▶ **Task statement**
Each of the entries should be retyped precisely as it appears.

▶ **Data shown**
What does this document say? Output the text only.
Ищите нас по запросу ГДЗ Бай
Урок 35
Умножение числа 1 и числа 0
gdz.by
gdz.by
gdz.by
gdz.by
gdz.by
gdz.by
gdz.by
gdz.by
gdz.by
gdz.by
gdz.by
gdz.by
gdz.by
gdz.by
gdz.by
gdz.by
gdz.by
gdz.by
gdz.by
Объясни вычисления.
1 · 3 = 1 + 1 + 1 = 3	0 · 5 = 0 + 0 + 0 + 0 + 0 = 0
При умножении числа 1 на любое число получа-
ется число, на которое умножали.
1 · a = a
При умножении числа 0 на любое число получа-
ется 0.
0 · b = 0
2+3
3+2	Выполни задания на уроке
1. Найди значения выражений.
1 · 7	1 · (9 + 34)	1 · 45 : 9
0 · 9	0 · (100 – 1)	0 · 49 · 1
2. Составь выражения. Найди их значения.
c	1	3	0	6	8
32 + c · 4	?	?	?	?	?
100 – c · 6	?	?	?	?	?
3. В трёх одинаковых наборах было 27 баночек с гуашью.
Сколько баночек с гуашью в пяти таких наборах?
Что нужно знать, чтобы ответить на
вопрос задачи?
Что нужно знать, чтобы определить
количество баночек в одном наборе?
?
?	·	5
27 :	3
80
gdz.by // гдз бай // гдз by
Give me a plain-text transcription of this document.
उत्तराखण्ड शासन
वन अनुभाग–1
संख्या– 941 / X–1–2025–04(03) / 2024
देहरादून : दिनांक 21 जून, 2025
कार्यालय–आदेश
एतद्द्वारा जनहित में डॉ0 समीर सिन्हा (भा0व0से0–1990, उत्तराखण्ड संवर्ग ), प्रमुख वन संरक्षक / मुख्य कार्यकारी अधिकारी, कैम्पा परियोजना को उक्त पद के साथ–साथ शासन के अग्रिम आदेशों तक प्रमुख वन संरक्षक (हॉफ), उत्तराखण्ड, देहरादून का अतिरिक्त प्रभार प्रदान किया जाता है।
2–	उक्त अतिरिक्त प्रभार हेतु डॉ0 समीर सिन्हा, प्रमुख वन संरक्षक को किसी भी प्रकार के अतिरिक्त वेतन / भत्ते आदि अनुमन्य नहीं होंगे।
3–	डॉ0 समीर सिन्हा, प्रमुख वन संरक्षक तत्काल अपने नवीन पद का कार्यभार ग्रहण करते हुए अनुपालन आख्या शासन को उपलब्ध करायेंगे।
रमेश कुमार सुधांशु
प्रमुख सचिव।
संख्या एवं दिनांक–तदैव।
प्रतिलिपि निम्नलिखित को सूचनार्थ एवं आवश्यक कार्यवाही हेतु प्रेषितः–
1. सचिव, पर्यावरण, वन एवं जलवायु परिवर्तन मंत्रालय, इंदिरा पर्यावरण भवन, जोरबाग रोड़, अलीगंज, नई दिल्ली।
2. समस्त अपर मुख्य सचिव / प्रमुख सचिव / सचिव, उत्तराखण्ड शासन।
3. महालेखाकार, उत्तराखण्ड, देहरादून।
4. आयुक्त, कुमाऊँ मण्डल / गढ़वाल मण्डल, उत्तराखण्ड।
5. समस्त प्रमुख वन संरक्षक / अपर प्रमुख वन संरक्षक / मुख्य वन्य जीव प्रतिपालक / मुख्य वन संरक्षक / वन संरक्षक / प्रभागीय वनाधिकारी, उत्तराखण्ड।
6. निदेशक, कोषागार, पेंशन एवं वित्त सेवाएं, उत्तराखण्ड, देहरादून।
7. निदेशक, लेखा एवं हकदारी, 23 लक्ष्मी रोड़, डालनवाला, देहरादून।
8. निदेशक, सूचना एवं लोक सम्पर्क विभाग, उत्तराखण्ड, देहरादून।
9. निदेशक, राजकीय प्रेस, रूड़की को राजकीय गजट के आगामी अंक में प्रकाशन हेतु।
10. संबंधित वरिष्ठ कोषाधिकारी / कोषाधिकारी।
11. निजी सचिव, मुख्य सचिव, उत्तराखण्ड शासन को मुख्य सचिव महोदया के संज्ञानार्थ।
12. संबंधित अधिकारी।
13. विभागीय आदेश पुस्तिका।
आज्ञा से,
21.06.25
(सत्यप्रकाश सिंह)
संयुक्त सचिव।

▶ **Completed task**
What does this document say? Output the text only.
Ищите нас по запросу ГДЗ Бай
Урок 35
Умножение числа 1 и числа 0
gdz.by
gdz.by
gdz.by
gdz.by
gdz.by
gdz.by
gdz.by
gdz.by
gdz.by
gdz.by
gdz.by
gdz.by
gdz.by
gdz.by
gdz.by
gdz.by
gdz.by
gdz.by
gdz.by
Объясни вычисления.
1 · 3 = 1 + 1 + 1 = 3	0 · 5 = 0 + 0 + 0 + 0 + 0 = 0
При умножении числа 1 на любое число получа-
ется число, на которое умножали.
1 · a = a
При умножении числа 0 на любое число получа-
ется 0.
0 · b = 0
2+3
3+2	Выполни задания на уроке
1. Найди значения выражений.
1 · 7	1 · (9 + 34)	1 · 45 : 9
0 · 9	0 · (100 – 1)	0 · 49 · 1
2. Составь выражения. Найди их значения.
c	1	3	0	6	8
32 + c · 4	?	?	?	?	?
100 – c · 6	?	?	?	?	?
3. В трёх одинаковых наборах было 27 баночек с гуашью.
Сколько баночек с гуашью в пяти таких наборах?
Что нужно знать, чтобы ответить на
вопрос задачи?
Что нужно знать, чтобы определить
количество баночек в одном наборе?
?
?	·	5
27 :	3
80
gdz.by // гдз бай // гдз by
Give me a plain-text transcription of this document.
उत्तराखण्ड शासन
वन अनुभाग–1
संख्या– 941 / X–1–2025–04(03) / 2024
देहरादून : दिनांक 21 जून, 2025
कार्यालय–आदेश
एतद्द्वारा जनहित में डॉ0 समीर सिन्हा (भा0व0से0–1990, उत्तराखण्ड संवर्ग ), प्रमुख वन संरक्षक / मुख्य कार्यकारी अधिकारी, कैम्पा परियोजना को उक्त पद के साथ–साथ शासन के अग्रिम आदेशों तक प्रमुख वन संरक्षक (हॉफ), उत्तराखण्ड, देहरादून का अतिरिक्त प्रभार प्रदान किया जाता है।
2–	उक्त अतिरिक्त प्रभार हेतु डॉ0 समीर सिन्हा, प्रमुख वन संरक्षक को किसी भी प्रकार के अतिरिक्त वेतन / भत्ते आदि अनुमन्य नहीं होंगे।
3–	डॉ0 समीर सिन्हा, प्रमुख वन संरक्षक तत्काल अपने नवीन पद का कार्यभार ग्रहण करते हुए अनुपालन आख्या शासन को उपलब्ध करायेंगे।
रमेश कुमार सुधांशु
प्रमुख सचिव।
संख्या एवं दिनांक–तदैव।
प्रतिलिपि निम्नलिखित को सूचनार्थ एवं आवश्यक कार्यवाही हेतु प्रेषितः–
1. सचिव, पर्यावरण, वन एवं जलवायु परिवर्तन मंत्रालय, इंदिरा पर्यावरण भवन, जोरबाग रोड़, अलीगंज, नई दिल्ली।
2. समस्त अपर मुख्य सचिव / प्रमुख सचिव / सचिव, उत्तराखण्ड शासन।
3. महालेखाकार, उत्तराखण्ड, देहरादून।
4. आयुक्त, कुमाऊँ मण्डल / गढ़वाल मण्डल, उत्तराखण्ड।
5. समस्त प्रमुख वन संरक्षक / अपर प्रमुख वन संरक्षक / मुख्य वन्य जीव प्रतिपालक / मुख्य वन संरक्षक / वन संरक्षक / प्रभागीय वनाधिकारी, उत्तराखण्ड।
6. निदेशक, कोषागार, पेंशन एवं वित्त सेवाएं, उत्तराखण्ड, देहरादून।
7. निदेशक, लेखा एवं हकदारी, 23 लक्ष्मी रोड़, डालनवाला, देहरादून।
8. निदेशक, सूचना एवं लोक सम्पर्क विभाग, उत्तराखण्ड, देहरादून।
9. निदेशक, राजकीय प्रेस, रूड़की को राजकीय गजट के आगामी अंक में प्रकाशन हेतु।
10. संबंधित वरिष्ठ कोषाधिकारी / कोषाधिकारी।
11. निजी सचिव, मुख्य सचिव, उत्तराखण्ड शासन को मुख्य सचिव महोदया के संज्ञानार्थ।
12. संबंधित अधिकारी।
13. विभागीय आदेश पुस्तिका।
आज्ञा से,
21.06.25
(सत्यप्रकाश सिंह)
संयुक्त सचिव।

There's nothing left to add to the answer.